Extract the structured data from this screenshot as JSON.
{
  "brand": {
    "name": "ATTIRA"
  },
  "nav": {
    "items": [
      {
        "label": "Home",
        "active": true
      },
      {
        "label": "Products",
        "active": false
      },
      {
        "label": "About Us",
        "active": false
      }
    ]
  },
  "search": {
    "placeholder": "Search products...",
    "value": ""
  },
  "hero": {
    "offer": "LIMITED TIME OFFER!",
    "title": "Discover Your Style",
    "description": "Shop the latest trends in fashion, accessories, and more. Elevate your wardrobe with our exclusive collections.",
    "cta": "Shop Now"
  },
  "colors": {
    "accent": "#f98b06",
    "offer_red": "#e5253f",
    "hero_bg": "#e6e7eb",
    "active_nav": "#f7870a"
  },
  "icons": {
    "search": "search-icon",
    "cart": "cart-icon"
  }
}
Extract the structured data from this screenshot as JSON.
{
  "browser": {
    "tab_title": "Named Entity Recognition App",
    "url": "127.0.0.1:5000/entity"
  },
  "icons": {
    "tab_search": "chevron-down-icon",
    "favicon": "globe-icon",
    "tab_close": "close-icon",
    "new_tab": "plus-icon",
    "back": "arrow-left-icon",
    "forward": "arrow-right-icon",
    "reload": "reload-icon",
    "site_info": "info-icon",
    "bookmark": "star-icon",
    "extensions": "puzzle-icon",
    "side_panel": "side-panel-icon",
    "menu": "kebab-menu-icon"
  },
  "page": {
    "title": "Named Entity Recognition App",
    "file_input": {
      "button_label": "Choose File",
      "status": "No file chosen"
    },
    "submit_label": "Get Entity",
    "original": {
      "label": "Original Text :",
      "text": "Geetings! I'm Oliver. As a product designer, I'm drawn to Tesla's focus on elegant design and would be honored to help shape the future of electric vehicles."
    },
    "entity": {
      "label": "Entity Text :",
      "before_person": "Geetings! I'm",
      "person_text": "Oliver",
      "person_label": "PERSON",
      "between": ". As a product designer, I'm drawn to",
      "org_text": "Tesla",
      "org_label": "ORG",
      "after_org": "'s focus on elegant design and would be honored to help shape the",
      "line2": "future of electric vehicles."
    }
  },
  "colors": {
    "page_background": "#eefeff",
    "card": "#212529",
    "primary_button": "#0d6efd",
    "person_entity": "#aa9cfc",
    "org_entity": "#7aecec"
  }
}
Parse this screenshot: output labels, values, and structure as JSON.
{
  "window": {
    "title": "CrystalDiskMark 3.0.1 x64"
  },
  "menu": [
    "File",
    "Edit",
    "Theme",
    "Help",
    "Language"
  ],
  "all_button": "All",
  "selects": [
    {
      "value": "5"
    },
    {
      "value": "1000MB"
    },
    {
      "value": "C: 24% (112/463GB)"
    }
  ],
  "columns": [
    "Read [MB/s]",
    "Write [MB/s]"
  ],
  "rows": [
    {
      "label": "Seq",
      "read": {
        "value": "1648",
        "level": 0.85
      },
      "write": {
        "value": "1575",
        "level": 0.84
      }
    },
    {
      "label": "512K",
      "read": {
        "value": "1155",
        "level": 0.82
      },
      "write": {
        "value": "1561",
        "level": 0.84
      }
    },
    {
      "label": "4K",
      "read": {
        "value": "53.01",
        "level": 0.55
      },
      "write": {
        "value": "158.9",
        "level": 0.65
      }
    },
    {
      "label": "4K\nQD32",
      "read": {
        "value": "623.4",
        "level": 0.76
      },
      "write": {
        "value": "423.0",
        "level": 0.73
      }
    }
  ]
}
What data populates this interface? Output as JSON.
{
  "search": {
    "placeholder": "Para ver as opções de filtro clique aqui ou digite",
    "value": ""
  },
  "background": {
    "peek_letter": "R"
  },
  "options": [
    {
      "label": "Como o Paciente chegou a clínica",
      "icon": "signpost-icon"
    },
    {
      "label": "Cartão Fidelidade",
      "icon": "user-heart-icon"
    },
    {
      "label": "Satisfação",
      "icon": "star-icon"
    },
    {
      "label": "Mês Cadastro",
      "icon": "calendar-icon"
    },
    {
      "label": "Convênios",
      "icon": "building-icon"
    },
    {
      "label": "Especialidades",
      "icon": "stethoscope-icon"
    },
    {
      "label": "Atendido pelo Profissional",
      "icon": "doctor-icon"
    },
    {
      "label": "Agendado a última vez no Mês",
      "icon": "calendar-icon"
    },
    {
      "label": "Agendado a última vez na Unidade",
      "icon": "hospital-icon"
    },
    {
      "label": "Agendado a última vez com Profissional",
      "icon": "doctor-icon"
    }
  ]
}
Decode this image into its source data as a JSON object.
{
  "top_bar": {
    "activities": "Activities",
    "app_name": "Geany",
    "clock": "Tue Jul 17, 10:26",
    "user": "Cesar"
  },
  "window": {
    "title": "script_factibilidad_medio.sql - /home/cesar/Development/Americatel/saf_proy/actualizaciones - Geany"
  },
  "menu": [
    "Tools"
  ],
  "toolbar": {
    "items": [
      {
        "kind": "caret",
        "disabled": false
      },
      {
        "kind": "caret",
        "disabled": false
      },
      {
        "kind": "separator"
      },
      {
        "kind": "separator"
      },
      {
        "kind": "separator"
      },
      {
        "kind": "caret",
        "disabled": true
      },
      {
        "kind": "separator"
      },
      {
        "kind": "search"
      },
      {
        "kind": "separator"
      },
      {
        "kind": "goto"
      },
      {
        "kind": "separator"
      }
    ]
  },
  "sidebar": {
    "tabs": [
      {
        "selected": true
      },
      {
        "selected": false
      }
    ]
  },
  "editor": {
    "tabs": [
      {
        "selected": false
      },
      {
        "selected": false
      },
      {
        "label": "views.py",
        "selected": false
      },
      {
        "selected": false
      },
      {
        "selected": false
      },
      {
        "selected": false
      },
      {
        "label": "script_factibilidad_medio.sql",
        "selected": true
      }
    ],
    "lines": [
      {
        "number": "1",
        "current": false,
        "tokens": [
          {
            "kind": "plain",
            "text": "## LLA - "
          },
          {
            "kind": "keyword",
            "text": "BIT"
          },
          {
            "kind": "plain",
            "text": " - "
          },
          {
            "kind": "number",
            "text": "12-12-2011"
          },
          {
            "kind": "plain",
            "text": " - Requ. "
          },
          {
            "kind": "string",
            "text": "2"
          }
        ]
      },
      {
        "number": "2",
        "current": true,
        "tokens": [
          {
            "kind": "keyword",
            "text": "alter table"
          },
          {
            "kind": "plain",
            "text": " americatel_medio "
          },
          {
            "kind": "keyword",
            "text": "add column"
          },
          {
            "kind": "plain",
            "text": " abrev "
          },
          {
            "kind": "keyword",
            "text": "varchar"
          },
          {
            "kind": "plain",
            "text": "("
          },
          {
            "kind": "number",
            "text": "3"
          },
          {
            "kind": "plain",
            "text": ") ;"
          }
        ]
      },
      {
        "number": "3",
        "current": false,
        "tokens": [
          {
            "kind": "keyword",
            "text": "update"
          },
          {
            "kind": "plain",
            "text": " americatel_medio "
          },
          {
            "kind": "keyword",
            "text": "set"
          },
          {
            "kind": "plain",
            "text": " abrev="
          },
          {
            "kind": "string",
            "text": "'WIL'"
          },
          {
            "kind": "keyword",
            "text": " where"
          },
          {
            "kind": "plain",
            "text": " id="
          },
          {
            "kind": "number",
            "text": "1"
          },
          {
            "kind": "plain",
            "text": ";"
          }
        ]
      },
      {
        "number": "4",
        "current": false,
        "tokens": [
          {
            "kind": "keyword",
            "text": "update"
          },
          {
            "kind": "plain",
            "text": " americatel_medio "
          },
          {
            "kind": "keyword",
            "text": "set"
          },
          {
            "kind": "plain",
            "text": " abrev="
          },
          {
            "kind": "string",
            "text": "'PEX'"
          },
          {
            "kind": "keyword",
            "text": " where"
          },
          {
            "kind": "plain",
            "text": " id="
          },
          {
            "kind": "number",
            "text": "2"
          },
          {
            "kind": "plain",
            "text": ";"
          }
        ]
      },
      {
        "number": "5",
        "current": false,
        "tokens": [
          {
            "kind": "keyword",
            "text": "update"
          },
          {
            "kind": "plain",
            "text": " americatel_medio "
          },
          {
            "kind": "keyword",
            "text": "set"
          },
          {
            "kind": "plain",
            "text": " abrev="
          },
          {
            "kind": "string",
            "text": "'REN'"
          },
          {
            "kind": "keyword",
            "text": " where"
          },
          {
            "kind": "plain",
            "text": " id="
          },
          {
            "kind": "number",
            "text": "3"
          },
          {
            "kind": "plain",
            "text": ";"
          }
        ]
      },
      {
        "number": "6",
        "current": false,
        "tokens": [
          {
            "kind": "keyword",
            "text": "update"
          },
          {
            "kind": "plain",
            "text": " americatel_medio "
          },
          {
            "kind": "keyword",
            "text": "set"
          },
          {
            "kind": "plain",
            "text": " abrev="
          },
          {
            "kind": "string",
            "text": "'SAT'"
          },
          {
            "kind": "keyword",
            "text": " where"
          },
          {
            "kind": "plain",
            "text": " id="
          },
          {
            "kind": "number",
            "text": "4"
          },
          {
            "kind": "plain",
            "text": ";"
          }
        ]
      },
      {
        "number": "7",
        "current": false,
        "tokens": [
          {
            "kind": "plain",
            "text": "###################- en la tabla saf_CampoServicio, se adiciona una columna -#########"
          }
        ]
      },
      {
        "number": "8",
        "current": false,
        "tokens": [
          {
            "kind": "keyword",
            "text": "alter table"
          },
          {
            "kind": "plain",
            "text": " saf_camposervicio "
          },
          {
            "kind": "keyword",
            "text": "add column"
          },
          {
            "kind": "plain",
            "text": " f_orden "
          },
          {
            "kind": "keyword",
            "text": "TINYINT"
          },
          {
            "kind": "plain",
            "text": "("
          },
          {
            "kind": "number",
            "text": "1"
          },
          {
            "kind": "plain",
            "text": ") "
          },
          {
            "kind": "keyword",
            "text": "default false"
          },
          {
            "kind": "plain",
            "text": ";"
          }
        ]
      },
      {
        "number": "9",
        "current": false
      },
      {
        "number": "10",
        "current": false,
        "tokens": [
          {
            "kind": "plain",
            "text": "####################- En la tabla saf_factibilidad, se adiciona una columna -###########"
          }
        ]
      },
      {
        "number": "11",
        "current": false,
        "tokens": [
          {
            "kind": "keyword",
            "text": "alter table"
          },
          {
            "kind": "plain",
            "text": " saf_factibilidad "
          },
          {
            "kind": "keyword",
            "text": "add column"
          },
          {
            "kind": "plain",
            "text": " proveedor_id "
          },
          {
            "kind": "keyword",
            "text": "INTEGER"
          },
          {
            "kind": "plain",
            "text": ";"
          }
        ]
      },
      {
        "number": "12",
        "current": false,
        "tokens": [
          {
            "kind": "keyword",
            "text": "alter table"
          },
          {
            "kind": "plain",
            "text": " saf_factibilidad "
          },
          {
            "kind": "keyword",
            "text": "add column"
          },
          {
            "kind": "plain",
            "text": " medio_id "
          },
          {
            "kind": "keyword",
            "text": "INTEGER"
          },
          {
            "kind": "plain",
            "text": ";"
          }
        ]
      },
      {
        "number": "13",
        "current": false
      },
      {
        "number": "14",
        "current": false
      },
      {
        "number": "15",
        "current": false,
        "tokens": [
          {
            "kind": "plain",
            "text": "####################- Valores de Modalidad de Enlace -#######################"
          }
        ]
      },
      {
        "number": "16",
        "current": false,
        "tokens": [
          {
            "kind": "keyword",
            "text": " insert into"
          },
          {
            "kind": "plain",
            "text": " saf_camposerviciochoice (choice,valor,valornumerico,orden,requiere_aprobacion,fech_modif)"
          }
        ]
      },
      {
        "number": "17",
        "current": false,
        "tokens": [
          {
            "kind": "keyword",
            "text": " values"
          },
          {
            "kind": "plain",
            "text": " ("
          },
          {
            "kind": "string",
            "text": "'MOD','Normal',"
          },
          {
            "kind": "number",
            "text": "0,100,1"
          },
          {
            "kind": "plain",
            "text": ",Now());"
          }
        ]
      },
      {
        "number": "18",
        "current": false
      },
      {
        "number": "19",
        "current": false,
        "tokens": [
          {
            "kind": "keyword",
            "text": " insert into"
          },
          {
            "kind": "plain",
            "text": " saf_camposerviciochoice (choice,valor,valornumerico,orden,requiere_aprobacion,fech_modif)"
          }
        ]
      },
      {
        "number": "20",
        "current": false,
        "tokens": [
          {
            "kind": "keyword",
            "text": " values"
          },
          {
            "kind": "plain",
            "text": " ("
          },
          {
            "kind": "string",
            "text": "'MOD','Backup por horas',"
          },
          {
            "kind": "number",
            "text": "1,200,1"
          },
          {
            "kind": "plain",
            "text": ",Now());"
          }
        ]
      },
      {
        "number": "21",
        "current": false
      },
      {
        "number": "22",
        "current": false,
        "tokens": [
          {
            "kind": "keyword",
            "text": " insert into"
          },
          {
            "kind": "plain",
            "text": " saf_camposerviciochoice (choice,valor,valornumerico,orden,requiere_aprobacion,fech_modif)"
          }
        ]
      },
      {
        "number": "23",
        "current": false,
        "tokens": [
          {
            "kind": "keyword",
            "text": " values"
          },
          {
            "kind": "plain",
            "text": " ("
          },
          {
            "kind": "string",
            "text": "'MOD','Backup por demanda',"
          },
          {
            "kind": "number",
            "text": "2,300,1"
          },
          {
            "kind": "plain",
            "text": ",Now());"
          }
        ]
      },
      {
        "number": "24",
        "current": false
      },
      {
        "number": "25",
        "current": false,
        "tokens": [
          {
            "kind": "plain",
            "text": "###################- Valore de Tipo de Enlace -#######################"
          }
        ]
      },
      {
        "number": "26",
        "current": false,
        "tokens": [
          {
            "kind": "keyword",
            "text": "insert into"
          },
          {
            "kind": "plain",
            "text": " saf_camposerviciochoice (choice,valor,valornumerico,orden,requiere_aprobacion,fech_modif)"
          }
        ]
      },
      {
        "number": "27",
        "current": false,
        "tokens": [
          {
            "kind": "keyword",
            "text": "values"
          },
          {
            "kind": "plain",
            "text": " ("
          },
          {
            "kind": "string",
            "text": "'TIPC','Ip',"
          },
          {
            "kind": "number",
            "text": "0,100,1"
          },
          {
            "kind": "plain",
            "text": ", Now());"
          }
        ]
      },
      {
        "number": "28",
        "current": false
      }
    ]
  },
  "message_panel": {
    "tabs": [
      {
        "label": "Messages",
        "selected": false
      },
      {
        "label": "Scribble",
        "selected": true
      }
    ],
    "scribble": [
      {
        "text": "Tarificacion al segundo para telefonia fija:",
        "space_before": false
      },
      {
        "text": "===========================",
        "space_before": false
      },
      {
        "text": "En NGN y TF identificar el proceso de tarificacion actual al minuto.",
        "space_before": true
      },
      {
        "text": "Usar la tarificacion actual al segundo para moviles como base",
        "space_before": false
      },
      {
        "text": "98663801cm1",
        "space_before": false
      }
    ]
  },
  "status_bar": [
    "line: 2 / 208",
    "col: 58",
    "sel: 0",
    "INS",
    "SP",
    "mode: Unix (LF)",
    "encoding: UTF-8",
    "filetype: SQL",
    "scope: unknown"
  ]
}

(PROBLEM TO WORK ON) Find out how many lines in the listing contain the string "arrow". Give the number alone.

(FULL SOLUTION) 2